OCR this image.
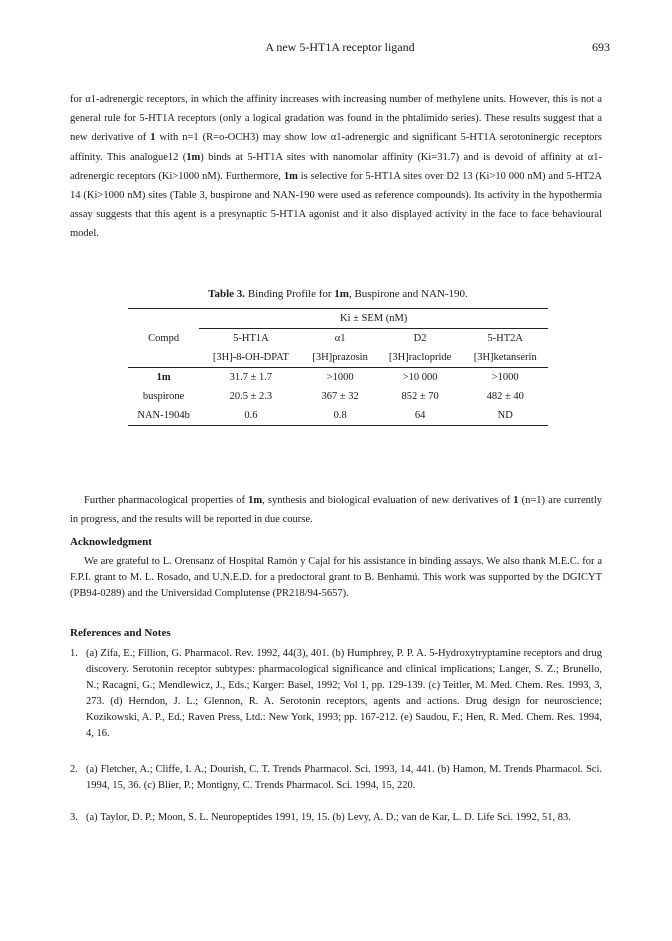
A new 5-HT1A receptor ligand	693

for α1-adrenergic receptors, in which the affinity increases with increasing number of methylene units. However, this is not a general rule for 5-HT1A receptors (only a logical gradation was found in the phtalimido series). These results suggest that a new derivative of 1 with n=1 (R=o-OCH3) may show low α1-adrenergic and significant 5-HT1A serotoninergic receptors affinity. This analogue12 (1m) binds at 5-HT1A sites with nanomolar affinity (Ki=31.7) and is devoid of affinity at α1-adrenergic receptors (Ki>1000 nM). Furthermore, 1m is selective for 5-HT1A sites over D2 13 (Ki>10 000 nM) and 5-HT2A 14 (Ki>1000 nM) sites (Table 3, buspirone and NAN-190 were used as reference compounds). Its activity in the hypothermia assay suggests that this agent is a presynaptic 5-HT1A agonist and it also displayed activity in the face to face behavioural model.

Table 3. Binding Profile for 1m, Buspirone and NAN-190.

	Ki ± SEM (nM)			
Compd	5-HT1A	α1	D2	5-HT2A
	[3H]-8-OH-DPAT	[3H]prazosin	[3H]raclopride	[3H]ketanserin
1m	31.7 ± 1.7	>1000	>10 000	>1000
buspirone	20.5 ± 2.3	367 ± 32	852 ± 70	482 ± 40
NAN-1904b	0.6	0.8	64	ND

Further pharmacological properties of 1m, synthesis and biological evaluation of new derivatives of 1 (n=1) are currently in progress, and the results will be reported in due course.

Acknowledgment

We are grateful to L. Orensanz of Hospital Ramón y Cajal for his assistance in binding assays. We also thank M.E.C. for a F.P.I. grant to M. L. Rosado, and U.N.E.D. for a predoctoral grant to B. Benhamú. This work was supported by the DGICYT (PB94-0289) and the Universidad Complutense (PR218/94-5657).

References and Notes
1. (a) Zifa, E.; Fillion, G. Pharmacol. Rev. 1992, 44(3), 401. (b) Humphrey, P. P. A. 5-Hydroxytryptamine receptors and drug discovery. Serotonin receptor subtypes: pharmacological significance and clinical implications; Langer, S. Z.; Brunello, N.; Racagni, G.; Mendlewicz, J., Eds.; Karger: Basel, 1992; Vol 1, pp. 129-139. (c) Teitler, M. Med. Chem. Res. 1993, 3, 273. (d) Herndon, J. L.; Glennon, R. A. Serotonin receptors, agents and actions. Drug design for neuroscience; Kozikowski, A. P., Ed.; Raven Press, Ltd.: New York, 1993; pp. 167-212. (e) Saudou, F.; Hen, R. Med. Chem. Res. 1994, 4, 16.
2. (a) Fletcher, A.; Cliffe, I. A.; Dourish, C. T. Trends Pharmacol. Sci. 1993, 14, 441. (b) Hamon, M. Trends Pharmacol. Sci. 1994, 15, 36. (c) Blier, P.; Montigny, C. Trends Pharmacol. Sci. 1994, 15, 220.
3. (a) Taylor, D. P.; Moon, S. L. Neuropeptides 1991, 19, 15. (b) Levy, A. D.; van de Kar, L. D. Life Sci. 1992, 51, 83.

++++

* [What you are asked to do]:
Would you please copy every line in the data that contains the word "receptors"?

* [Answer box]:
for α1-adrenergic receptors, in which the affinity increases with increasing number of methylene units. However, this is not a general rule for 5-HT1A receptors (only a logical gradation was found in the phtalimido series). These results suggest that a new derivative of 1 with n=1 (R=o-OCH3) may show low α1-adrenergic and significant 5-HT1A serotoninergic receptors affinity. This analogue12 (1m) binds at 5-HT1A sites with nanomolar affinity (Ki=31.7) and is devoid of affinity at α1-adrenergic receptors (Ki>1000 nM). Furthermore, 1m is selective for 5-HT1A sites over D2 13 (Ki>10 000 nM) and 5-HT2A 14 (Ki>1000 nM) sites (Table 3, buspirone and NAN-190 were used as reference compounds). Its activity in the hypothermia assay suggests that this agent is a presynaptic 5-HT1A agonist and it also displayed activity in the face to face behavioural model.
1. (a) Zifa, E.; Fillion, G. Pharmacol. Rev. 1992, 44(3), 401. (b) Humphrey, P. P. A. 5-Hydroxytryptamine receptors and drug discovery. Serotonin receptor subtypes: pharmacological significance and clinical implications; Langer, S. Z.; Brunello, N.; Racagni, G.; Mendlewicz, J., Eds.; Karger: Basel, 1992; Vol 1, pp. 129-139. (c) Teitler, M. Med. Chem. Res. 1993, 3, 273. (d) Herndon, J. L.; Glennon, R. A. Serotonin receptors, agents and actions. Drug design for neuroscience; Kozikowski, A. P., Ed.; Raven Press, Ltd.: New York, 1993; pp. 167-212. (e) Saudou, F.; Hen, R. Med. Chem. Res. 1994, 4, 16.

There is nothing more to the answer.